===== INPUT RECORDS =====

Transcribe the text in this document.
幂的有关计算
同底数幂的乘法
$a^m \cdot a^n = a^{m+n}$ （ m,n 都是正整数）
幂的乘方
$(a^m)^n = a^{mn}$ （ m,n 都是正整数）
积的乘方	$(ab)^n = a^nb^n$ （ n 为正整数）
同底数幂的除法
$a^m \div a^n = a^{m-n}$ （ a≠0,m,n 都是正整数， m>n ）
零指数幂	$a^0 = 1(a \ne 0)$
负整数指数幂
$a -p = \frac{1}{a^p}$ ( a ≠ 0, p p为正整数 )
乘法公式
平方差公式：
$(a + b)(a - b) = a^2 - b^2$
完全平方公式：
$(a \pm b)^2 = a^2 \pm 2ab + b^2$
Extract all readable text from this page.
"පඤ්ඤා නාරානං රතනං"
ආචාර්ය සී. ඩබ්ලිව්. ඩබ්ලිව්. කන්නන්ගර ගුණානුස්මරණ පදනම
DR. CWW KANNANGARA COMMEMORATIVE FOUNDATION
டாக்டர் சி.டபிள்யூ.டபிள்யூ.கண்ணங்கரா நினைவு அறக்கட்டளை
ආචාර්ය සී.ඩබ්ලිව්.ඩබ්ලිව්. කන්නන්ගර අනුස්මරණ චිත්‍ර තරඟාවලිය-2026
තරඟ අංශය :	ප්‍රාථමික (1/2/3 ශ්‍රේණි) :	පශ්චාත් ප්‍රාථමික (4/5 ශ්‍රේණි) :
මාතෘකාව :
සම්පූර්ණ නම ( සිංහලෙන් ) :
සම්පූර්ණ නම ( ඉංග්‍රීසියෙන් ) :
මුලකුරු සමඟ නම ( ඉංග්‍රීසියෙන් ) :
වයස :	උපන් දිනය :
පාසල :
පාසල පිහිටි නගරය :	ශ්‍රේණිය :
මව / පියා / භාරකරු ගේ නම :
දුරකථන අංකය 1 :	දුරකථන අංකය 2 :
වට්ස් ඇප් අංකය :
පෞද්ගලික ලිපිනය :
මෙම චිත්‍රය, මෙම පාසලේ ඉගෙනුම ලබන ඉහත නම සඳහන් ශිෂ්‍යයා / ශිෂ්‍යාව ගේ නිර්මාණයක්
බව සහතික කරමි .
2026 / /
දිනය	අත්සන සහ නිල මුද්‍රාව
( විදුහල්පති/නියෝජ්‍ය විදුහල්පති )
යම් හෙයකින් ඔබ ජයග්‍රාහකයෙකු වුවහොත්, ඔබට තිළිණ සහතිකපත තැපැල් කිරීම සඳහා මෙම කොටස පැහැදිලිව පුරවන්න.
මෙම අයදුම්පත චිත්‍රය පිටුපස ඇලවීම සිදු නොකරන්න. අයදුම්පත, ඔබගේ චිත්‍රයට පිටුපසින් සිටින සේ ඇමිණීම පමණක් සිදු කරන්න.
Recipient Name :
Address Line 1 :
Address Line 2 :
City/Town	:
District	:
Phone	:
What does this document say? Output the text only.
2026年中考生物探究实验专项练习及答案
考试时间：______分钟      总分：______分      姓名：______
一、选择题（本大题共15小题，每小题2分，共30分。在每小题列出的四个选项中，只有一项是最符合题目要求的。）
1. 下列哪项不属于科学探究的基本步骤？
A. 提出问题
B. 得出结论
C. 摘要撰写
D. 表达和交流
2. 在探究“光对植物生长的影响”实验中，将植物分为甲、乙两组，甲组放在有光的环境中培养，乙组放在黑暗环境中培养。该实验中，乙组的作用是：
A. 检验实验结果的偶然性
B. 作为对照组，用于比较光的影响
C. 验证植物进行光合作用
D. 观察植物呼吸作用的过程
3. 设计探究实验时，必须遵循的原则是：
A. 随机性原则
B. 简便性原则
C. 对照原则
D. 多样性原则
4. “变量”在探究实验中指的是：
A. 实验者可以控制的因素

=====

Locate the string "都是正整数" in the listing above and copy every line where it occurs.

$a^m \cdot a^n = a^{m+n}$ （ m,n 都是正整数）
$(a^m)^n = a^{mn}$ （ m,n 都是正整数）
$a^m \div a^n = a^{m-n}$ （ a≠0,m,n 都是正整数， m>n ）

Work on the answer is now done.